#### [PROBLEM TO WORK ON]
Continue the comment on distributing source code to meet license terms, picking up after its final sentence.

#### [TEXT EXTRACT]
· · · · · · ·

It sounds quite like he had to (or felt he had to) include a huge amount of surrounding source code to what he fixed, based on the statistics on the site. Tell me: have you actually done much software development on a large project? I just did a check on the Haiku source code versus the generated binaries, and guess what: the source code was more than 3 times the size of the binaries! While the source code will likely zip at a better compression ratio than the binaries, it won't zip *that* much, and the source code is still very significant, even with zipping.

What he *should* have done to reduce bandwidth overhead is distribute only the zipped up diffs: if someone is truly serious about using the source code for whatever reason, surely they have the ability to get the code that the diffs refer to, and apply them themselves. Perhaps I'm wrong, but that wouldn't violate the license terms, though a lot of people would be rather displeased about having to actually think about the whole thing and do an extra step ;) I wouldn't be the least bit surprised that 99% of the people demanding the source code distribution did it purely for the sake of testing his compliance with the terms of the license: most sane people that aren't overwrought about their machines getting the absolute top performance by applying compiler optimizations are satisfied with working binaries, especially if it takes a lot of time to do a build. Heck, here's a thought I love that he could have done: hired someone to copy all the source onto floppies and have those mailed via standard mail, one floppy at a time, to all those that request and pay for it ;) As long as it were "at cost" it would be perfectly valid, right??? Right??????

· · · · · · ·

#### [PROVIDED MATERIAL]
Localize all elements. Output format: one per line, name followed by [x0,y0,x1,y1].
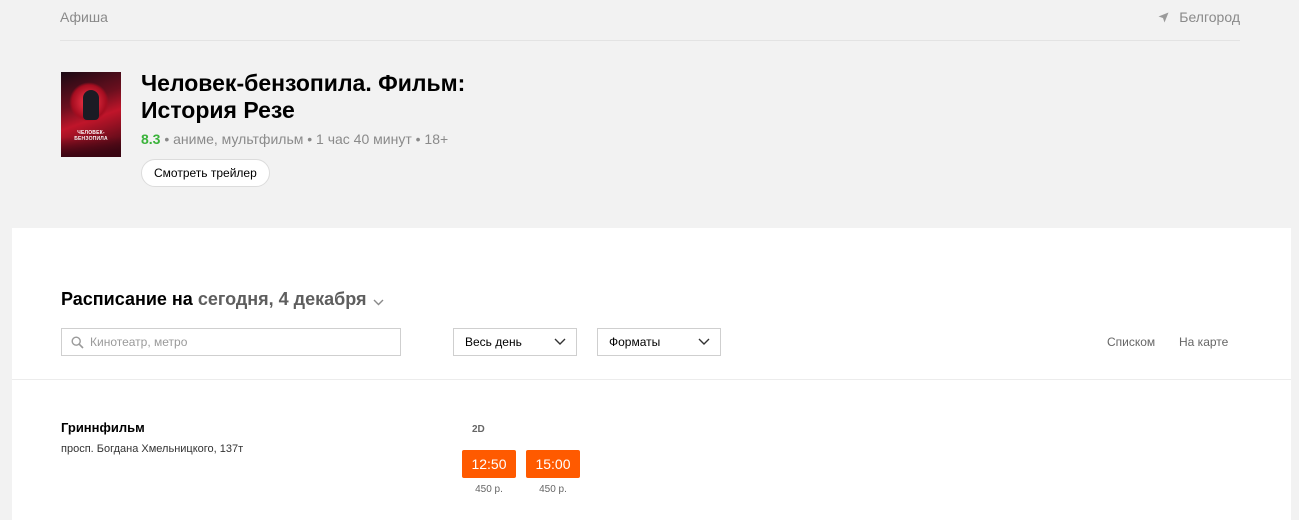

· · · · · · ·

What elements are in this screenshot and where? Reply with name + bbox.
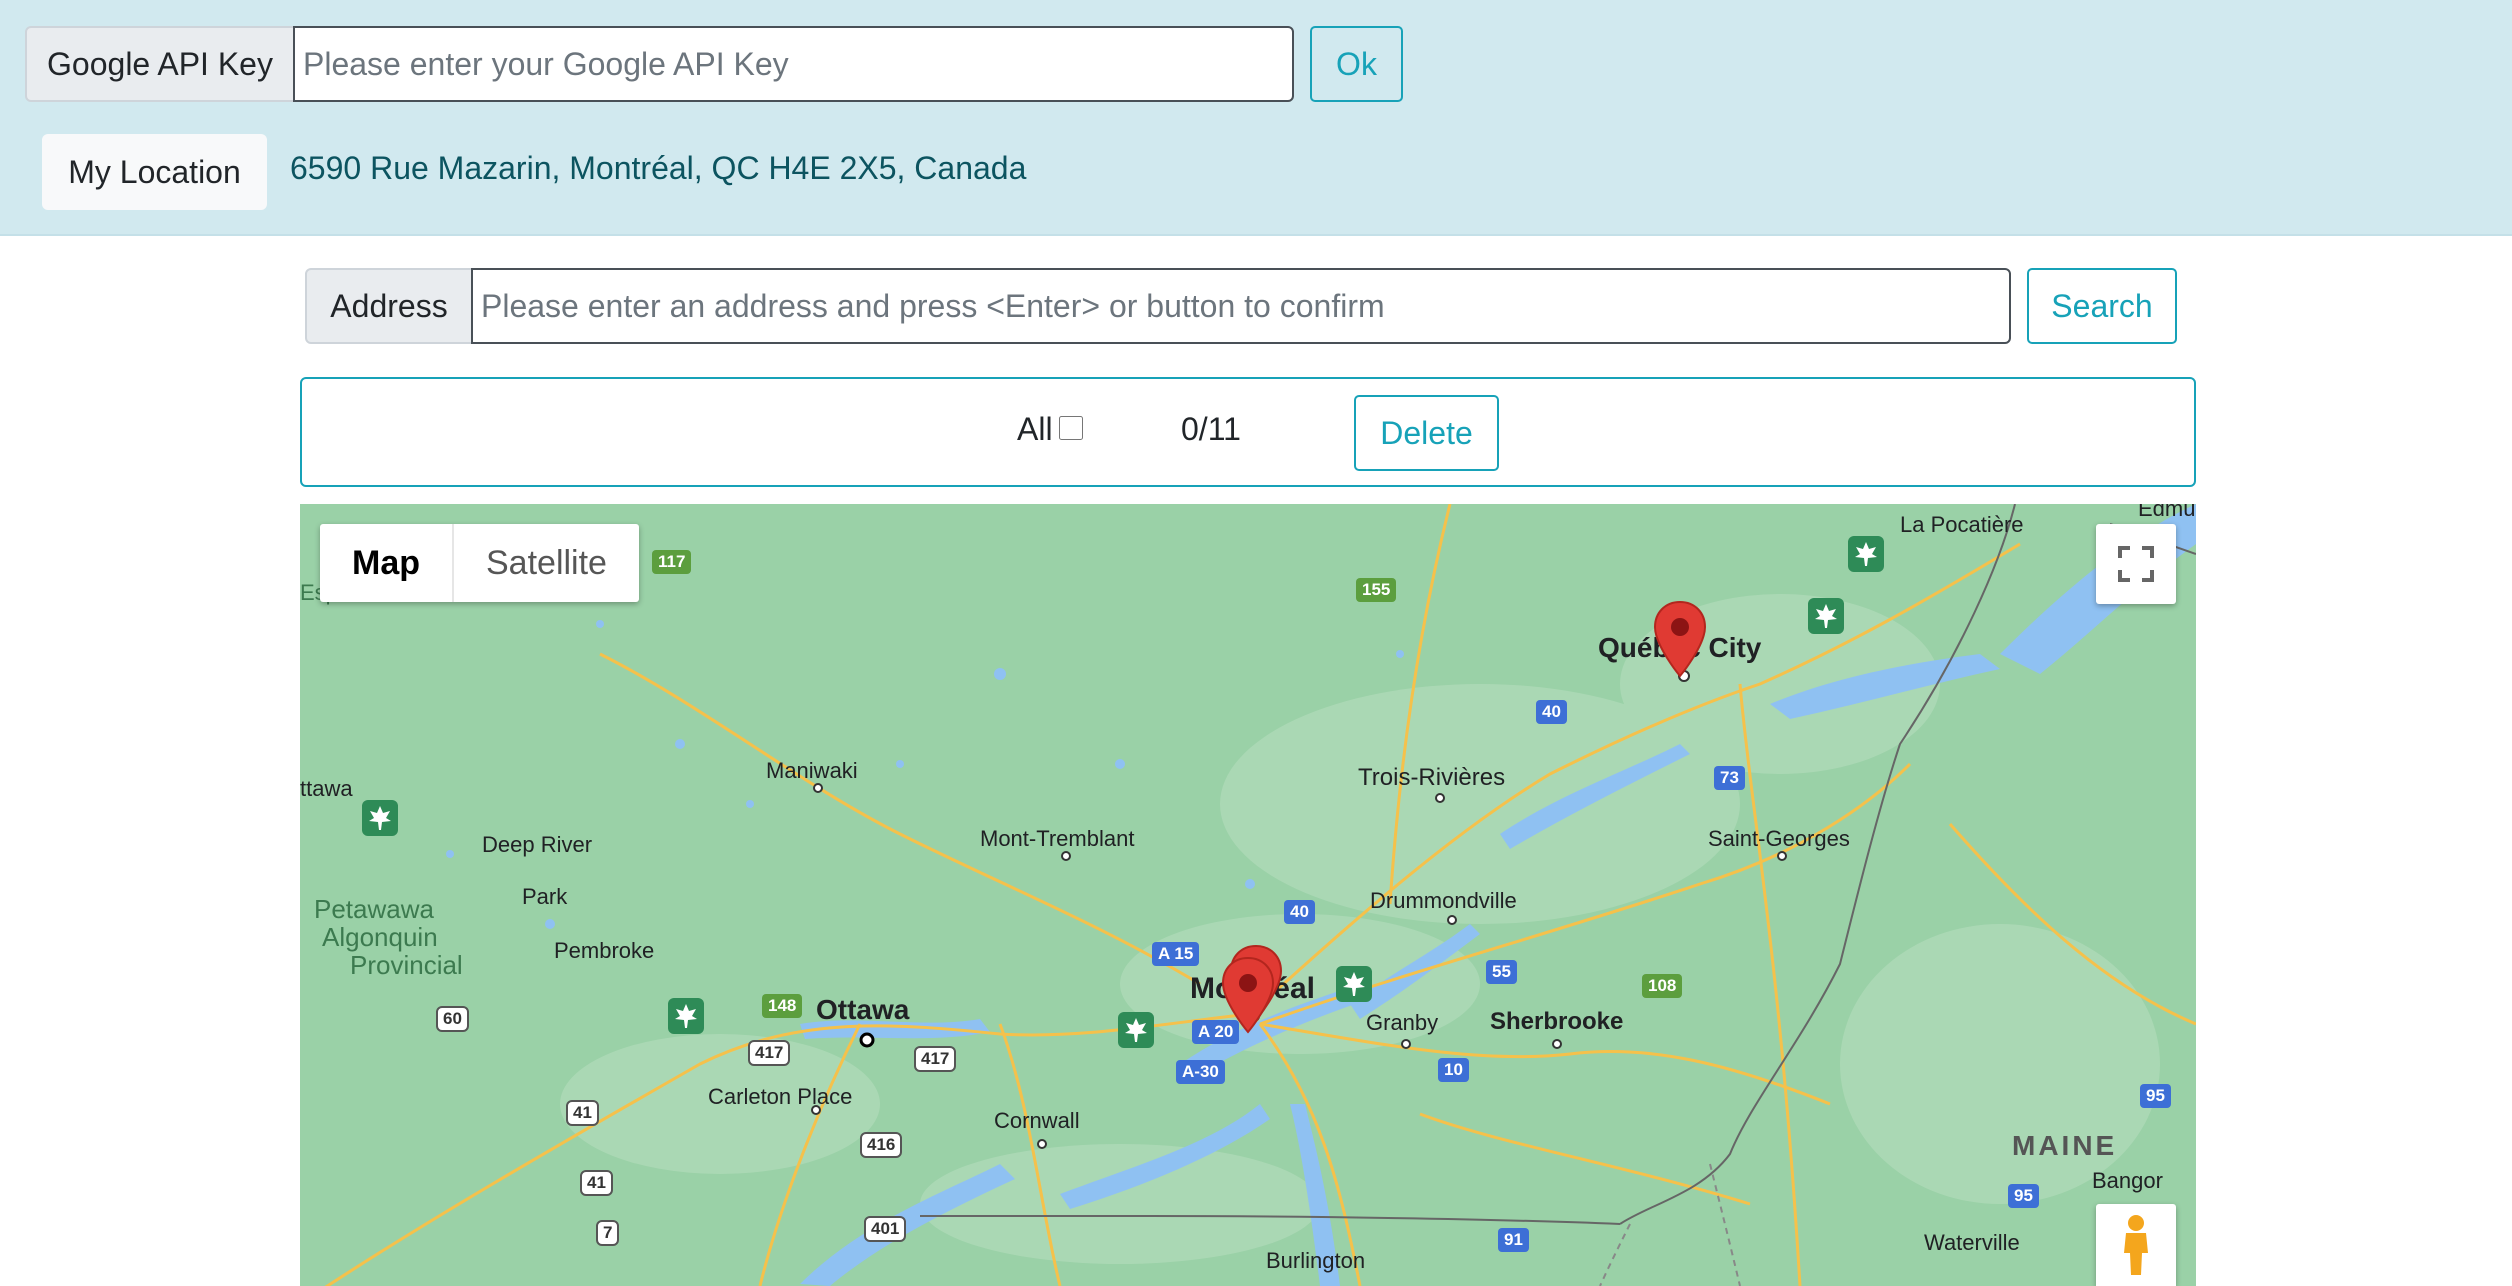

· · · · · · ·

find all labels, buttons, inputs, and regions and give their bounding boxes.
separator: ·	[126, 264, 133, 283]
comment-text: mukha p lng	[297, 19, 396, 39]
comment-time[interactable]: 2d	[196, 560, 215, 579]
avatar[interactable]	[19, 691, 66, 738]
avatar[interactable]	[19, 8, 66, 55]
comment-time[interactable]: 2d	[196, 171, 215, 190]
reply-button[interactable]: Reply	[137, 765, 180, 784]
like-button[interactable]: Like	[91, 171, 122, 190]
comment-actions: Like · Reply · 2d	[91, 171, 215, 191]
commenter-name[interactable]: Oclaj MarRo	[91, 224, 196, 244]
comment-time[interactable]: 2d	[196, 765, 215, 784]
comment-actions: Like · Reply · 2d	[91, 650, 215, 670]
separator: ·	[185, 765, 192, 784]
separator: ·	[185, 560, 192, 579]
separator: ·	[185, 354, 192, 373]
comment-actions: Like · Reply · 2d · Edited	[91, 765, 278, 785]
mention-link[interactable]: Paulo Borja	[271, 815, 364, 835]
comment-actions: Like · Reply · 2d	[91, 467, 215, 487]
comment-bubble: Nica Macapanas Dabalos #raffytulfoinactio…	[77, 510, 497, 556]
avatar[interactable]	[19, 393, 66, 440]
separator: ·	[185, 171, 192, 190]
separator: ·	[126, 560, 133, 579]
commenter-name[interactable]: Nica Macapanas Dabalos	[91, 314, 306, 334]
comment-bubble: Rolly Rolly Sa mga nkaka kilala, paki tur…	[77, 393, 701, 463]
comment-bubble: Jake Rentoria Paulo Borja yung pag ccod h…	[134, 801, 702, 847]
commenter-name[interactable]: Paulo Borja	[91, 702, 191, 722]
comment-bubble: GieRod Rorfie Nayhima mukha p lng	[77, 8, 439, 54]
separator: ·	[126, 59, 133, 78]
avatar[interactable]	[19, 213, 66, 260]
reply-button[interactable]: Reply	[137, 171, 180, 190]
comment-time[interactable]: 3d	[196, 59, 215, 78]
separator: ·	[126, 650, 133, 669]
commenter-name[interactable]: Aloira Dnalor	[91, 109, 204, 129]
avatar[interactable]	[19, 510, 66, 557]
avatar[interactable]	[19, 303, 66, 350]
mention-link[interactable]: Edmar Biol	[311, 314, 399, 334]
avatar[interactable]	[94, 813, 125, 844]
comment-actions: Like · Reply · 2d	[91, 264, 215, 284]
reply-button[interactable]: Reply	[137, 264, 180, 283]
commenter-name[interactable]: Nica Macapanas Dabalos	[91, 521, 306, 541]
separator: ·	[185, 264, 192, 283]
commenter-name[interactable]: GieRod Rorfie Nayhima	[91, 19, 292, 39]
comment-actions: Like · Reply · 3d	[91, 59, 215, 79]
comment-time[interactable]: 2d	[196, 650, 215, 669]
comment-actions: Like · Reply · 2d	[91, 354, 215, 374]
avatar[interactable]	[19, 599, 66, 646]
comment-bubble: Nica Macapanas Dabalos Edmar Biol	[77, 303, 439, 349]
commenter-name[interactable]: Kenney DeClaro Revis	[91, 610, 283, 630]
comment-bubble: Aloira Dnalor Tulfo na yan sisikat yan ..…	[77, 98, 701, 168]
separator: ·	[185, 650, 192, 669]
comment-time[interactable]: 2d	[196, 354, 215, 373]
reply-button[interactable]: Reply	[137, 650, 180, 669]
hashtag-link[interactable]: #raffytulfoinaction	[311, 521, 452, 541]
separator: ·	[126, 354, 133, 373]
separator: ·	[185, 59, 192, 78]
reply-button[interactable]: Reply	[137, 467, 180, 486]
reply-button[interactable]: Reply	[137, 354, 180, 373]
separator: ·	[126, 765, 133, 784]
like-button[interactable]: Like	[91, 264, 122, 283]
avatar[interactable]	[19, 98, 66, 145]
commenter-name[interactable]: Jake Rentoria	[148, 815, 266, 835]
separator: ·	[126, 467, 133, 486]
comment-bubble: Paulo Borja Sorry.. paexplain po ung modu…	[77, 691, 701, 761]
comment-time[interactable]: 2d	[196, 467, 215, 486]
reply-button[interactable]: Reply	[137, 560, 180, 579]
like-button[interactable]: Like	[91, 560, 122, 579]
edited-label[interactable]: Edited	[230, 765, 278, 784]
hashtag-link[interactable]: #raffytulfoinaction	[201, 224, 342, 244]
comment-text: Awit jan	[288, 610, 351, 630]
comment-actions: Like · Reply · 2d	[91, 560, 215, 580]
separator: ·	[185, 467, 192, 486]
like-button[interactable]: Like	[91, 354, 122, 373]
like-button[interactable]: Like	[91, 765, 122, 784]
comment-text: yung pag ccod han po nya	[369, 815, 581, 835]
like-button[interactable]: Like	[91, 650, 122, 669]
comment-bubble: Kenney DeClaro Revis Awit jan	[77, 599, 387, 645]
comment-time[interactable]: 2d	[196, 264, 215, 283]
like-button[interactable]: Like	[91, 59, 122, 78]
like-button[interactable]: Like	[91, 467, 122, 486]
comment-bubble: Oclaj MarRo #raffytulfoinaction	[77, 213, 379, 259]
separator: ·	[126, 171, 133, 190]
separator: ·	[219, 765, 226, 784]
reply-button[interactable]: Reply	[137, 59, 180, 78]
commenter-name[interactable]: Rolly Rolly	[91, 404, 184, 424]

· · · · · · ·

#### [RESPONSE TO THIS EXERCISE]
Reply Parent Score: 2

RE[3]: Good grief.
by zerblat on Fri 25th Aug 2006 11:14 in reply to "RE[2]: Good grief."
zerblat Member since:
2005-07-06

If the extra bandwidth cost of hosting source code was the issue, he could have used Sourceforge or Savannah or Berlios or any other free hosting solution.

Reply Parent Score: 4

Full source, not diffs
by preater on Fri 25th Aug 2006 11:30 in reply to "RE[2]: Good grief."
preater Member since:
2005-08-31

What he *should* have done to reduce bandwidth overhead is distribute only the zipped up diffs: if someone is truly serious about using the source code for whatever reason, surely they have the ability to get the code that the diffs refer to, and apply them themselves.

No, you have to distribute complete source. This is covered in the GNU GPL FAQ:

http://www.gnu.org/licenses/gpl-faq.html#DistributingSourceIsInconv...

Charging $4.95 for a download of binaries and source was OK though.

I don't see why Cipherfunk could not just include a written offer for the source along with the binary-only download he made available for i386. Is an extra few KiB of text really that much more painful to host?